• _THE TASK_
Omit images. Retype all entries verbatim.

• _ROWS_

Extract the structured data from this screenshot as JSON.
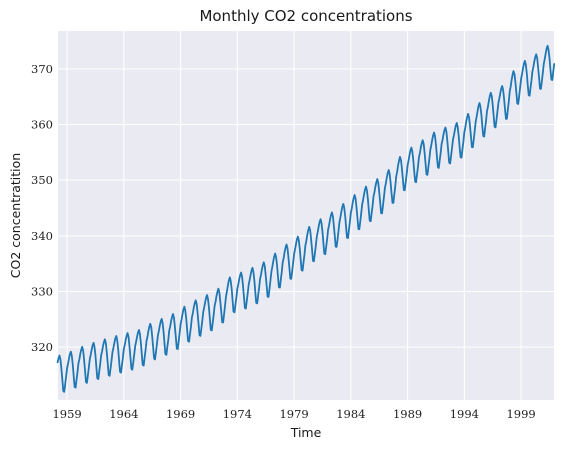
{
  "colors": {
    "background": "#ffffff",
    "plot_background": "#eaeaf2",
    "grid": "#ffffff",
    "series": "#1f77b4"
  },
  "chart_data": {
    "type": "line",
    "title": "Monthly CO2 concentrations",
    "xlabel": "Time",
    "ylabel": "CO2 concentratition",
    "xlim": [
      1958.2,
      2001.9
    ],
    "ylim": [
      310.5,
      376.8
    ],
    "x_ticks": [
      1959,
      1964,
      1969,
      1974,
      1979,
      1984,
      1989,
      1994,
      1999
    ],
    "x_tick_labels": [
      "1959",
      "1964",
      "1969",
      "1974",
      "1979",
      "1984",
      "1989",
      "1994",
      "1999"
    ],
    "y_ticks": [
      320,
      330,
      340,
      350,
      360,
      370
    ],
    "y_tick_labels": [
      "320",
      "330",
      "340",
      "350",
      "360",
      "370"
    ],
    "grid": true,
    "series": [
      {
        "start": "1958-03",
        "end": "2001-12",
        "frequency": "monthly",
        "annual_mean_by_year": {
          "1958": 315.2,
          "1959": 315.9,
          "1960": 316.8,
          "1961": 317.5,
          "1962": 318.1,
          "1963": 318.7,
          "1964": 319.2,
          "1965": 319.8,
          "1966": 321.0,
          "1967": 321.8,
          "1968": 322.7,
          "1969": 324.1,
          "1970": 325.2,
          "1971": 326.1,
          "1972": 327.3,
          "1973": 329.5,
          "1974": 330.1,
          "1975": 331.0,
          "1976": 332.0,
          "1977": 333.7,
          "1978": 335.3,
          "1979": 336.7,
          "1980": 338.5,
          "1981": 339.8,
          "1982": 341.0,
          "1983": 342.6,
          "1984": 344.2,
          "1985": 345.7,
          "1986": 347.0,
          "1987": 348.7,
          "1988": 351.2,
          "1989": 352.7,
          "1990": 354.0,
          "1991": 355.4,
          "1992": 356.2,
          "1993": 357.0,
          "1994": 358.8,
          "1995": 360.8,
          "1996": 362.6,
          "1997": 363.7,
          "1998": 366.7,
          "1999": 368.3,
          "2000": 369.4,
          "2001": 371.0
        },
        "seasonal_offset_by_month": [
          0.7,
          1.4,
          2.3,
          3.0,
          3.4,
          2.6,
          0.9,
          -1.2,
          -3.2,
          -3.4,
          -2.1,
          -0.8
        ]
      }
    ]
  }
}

• _FINAL RESULT_
Extract the structured data from this screenshot as JSON.
{
  "colors": {
    "background": "#ffffff",
    "plot_background": "#eaeaf2",
    "grid": "#ffffff",
    "series": "#1f77b4"
  },
  "chart_data": {
    "type": "line",
    "title": "Monthly CO2 concentrations",
    "xlabel": "Time",
    "ylabel": "CO2 concentratition",
    "xlim": [
      1958.2,
      2001.9
    ],
    "ylim": [
      310.5,
      376.8
    ],
    "x_ticks": [
      1959,
      1964,
      1969,
      1974,
      1979,
      1984,
      1989,
      1994,
      1999
    ],
    "x_tick_labels": [
      "1959",
      "1964",
      "1969",
      "1974",
      "1979",
      "1984",
      "1989",
      "1994",
      "1999"
    ],
    "y_ticks": [
      320,
      330,
      340,
      350,
      360,
      370
    ],
    "y_tick_labels": [
      "320",
      "330",
      "340",
      "350",
      "360",
      "370"
    ],
    "grid": true,
    "series": [
      {
        "start": "1958-03",
        "end": "2001-12",
        "frequency": "monthly",
        "annual_mean_by_year": {
          "1958": 315.2,
          "1959": 315.9,
          "1960": 316.8,
          "1961": 317.5,
          "1962": 318.1,
          "1963": 318.7,
          "1964": 319.2,
          "1965": 319.8,
          "1966": 321.0,
          "1967": 321.8,
          "1968": 322.7,
          "1969": 324.1,
          "1970": 325.2,
          "1971": 326.1,
          "1972": 327.3,
          "1973": 329.5,
          "1974": 330.1,
          "1975": 331.0,
          "1976": 332.0,
          "1977": 333.7,
          "1978": 335.3,
          "1979": 336.7,
          "1980": 338.5,
          "1981": 339.8,
          "1982": 341.0,
          "1983": 342.6,
          "1984": 344.2,
          "1985": 345.7,
          "1986": 347.0,
          "1987": 348.7,
          "1988": 351.2,
          "1989": 352.7,
          "1990": 354.0,
          "1991": 355.4,
          "1992": 356.2,
          "1993": 357.0,
          "1994": 358.8,
          "1995": 360.8,
          "1996": 362.6,
          "1997": 363.7,
          "1998": 366.7,
          "1999": 368.3,
          "2000": 369.4,
          "2001": 371.0
        },
        "seasonal_offset_by_month": [
          0.7,
          1.4,
          2.3,
          3.0,
          3.4,
          2.6,
          0.9,
          -1.2,
          -3.2,
          -3.4,
          -2.1,
          -0.8
        ]
      }
    ]
  }
}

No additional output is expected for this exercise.